» INSTRUCTIONS TO FOLLOW
Keep every line where the word "Healthy" appears; drop the rest.

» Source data
▼▼▼

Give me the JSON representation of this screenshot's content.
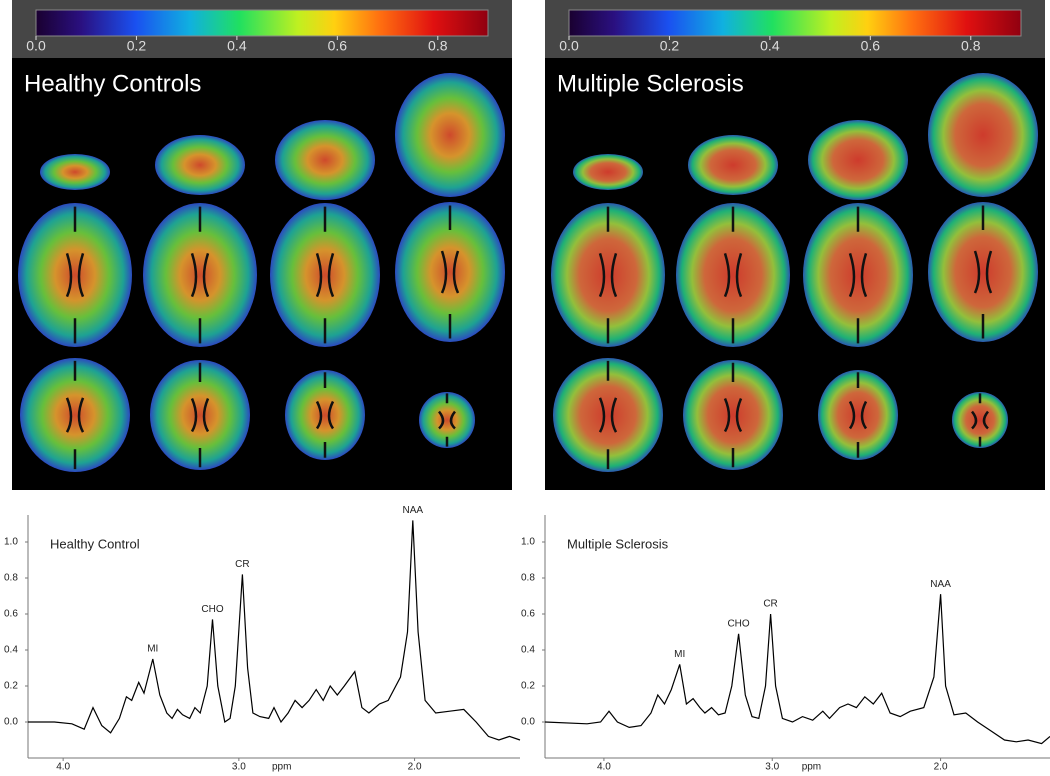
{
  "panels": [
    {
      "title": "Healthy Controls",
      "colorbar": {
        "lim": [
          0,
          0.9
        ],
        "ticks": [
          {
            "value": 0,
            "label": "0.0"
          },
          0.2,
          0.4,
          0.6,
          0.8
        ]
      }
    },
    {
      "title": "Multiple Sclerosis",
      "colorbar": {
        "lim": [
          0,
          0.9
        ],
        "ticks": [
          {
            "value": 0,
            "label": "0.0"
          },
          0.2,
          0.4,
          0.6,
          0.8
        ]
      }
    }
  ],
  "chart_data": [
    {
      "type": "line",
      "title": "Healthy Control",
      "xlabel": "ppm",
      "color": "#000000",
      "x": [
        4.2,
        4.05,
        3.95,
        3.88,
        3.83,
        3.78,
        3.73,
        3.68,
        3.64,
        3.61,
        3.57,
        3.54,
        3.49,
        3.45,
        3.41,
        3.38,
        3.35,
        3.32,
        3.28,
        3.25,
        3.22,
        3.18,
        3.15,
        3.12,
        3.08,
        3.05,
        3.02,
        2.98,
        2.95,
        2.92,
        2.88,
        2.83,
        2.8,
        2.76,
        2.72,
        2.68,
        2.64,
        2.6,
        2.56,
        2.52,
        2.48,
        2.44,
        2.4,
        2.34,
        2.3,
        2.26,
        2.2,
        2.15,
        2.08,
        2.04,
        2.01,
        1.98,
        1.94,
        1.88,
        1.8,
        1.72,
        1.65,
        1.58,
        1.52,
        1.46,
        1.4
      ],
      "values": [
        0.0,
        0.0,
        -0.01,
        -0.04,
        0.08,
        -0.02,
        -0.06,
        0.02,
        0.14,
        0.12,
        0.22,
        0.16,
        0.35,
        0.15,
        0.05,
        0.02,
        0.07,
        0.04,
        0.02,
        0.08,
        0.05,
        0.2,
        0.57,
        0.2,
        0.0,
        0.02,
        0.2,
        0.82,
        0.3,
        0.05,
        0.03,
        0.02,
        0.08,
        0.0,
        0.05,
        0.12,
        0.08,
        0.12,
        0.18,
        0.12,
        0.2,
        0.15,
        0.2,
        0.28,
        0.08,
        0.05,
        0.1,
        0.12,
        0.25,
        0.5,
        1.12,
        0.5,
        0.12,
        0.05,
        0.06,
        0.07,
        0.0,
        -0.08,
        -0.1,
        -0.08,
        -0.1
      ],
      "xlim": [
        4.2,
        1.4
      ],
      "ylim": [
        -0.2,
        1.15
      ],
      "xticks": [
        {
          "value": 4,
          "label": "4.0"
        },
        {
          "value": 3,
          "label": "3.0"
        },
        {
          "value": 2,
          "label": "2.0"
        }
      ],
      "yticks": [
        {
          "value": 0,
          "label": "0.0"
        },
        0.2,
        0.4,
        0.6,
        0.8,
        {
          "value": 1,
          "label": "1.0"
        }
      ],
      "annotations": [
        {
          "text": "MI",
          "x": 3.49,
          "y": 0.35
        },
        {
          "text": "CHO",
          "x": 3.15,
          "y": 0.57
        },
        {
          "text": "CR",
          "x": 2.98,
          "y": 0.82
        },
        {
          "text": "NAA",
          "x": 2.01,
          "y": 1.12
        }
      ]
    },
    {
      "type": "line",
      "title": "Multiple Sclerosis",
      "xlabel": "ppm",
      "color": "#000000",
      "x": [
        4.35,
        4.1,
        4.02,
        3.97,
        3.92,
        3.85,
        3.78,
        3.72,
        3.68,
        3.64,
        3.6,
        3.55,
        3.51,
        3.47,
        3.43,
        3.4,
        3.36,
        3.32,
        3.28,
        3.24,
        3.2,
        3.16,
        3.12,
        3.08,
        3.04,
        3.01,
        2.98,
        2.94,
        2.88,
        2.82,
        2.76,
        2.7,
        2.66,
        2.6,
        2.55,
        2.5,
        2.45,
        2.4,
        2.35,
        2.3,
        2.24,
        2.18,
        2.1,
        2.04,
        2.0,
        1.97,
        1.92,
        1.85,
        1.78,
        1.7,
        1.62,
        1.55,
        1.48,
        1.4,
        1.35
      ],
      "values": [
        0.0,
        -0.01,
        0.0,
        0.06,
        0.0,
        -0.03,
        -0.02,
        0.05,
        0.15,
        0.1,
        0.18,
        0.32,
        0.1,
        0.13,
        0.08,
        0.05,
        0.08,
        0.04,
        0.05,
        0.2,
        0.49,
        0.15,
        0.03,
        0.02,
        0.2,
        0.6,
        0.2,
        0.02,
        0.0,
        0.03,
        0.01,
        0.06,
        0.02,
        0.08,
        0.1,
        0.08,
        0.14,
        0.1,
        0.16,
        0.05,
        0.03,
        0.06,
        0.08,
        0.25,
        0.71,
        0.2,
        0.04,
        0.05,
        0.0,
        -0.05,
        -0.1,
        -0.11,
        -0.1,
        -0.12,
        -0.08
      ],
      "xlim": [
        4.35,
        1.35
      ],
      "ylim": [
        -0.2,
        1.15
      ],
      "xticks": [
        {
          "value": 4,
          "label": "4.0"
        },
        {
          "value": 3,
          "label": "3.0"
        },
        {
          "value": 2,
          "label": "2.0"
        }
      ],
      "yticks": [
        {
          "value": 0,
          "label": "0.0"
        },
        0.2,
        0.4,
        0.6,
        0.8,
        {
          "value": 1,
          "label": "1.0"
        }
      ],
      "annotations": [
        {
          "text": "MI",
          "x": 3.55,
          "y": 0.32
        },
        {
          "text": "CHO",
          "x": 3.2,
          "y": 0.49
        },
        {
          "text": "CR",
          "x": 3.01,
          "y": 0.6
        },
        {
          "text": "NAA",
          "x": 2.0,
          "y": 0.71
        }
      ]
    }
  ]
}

▲▲▲
▼▼▼

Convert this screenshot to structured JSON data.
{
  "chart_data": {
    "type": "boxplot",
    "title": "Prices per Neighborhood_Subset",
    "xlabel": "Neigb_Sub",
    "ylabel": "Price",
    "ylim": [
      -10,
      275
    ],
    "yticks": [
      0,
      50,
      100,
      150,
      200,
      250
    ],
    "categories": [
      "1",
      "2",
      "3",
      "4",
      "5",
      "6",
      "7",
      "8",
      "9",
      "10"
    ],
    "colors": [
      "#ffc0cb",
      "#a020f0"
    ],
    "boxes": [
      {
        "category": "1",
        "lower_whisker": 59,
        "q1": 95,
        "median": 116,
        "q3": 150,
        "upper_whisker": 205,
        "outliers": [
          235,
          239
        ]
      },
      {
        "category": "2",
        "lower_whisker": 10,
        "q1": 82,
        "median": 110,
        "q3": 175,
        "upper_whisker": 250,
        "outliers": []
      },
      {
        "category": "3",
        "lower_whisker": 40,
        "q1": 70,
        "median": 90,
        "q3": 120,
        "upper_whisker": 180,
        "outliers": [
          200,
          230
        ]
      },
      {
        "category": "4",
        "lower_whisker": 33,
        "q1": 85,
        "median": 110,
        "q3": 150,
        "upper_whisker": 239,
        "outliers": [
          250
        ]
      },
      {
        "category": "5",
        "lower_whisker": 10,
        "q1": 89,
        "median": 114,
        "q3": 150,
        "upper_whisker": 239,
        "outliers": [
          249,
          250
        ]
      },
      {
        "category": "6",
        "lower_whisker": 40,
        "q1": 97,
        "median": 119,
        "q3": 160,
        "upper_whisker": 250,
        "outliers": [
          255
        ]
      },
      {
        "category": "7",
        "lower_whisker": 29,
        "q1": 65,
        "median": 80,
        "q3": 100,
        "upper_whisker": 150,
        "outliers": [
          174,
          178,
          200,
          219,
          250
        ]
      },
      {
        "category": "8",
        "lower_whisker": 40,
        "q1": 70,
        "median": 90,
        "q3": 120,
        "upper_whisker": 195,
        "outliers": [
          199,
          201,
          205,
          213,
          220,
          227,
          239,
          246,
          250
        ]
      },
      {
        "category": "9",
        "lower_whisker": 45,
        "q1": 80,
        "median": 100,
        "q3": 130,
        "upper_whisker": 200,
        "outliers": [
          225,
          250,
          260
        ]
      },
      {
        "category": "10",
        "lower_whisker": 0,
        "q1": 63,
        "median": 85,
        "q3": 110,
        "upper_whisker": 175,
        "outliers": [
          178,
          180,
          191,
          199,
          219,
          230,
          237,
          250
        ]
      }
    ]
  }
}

▲▲▲

» ANSWER BELOW
      "title": "Healthy Controls",
      "title": "Healthy Control",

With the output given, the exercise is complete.